## [Instructions for the task]
Show all lines that include the string "PROFUNDIDADE"; copy each one.
START Records to process
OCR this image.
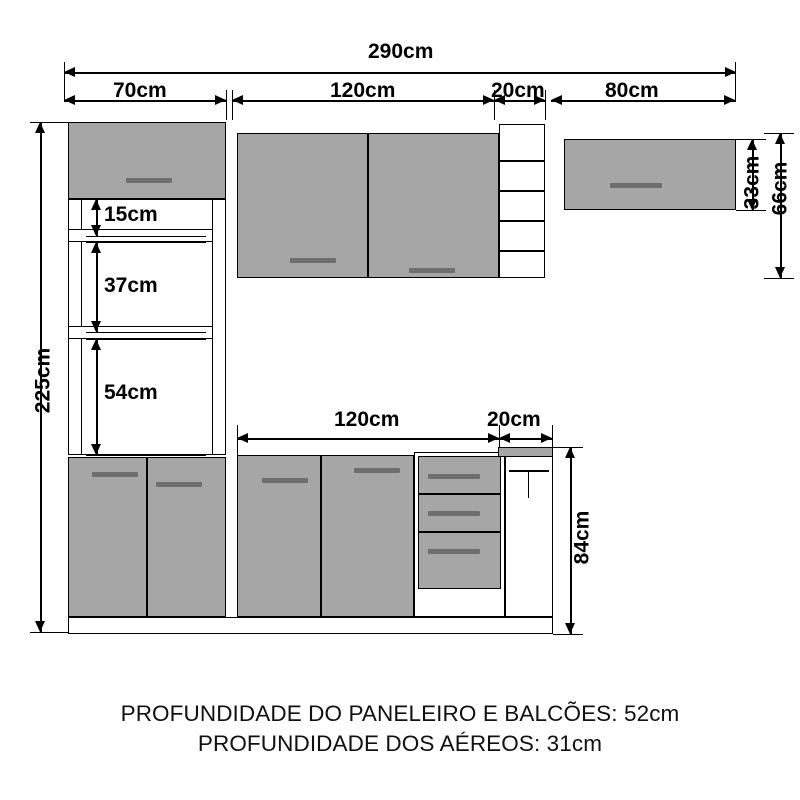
290cm
70cm	120cm	20cm	80cm
225cm
33cm 66cm
15cm
37cm
54cm
120cm	20cm
84cm
PROFUNDIDADE DO PANELEIRO E BALCÕES: 52cm
PROFUNDIDADE DOS AÉREOS: 31cm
END Records to process
## [Answer in full]
PROFUNDIDADE DO PANELEIRO E BALCÕES: 52cm
PROFUNDIDADE DOS AÉREOS: 31cm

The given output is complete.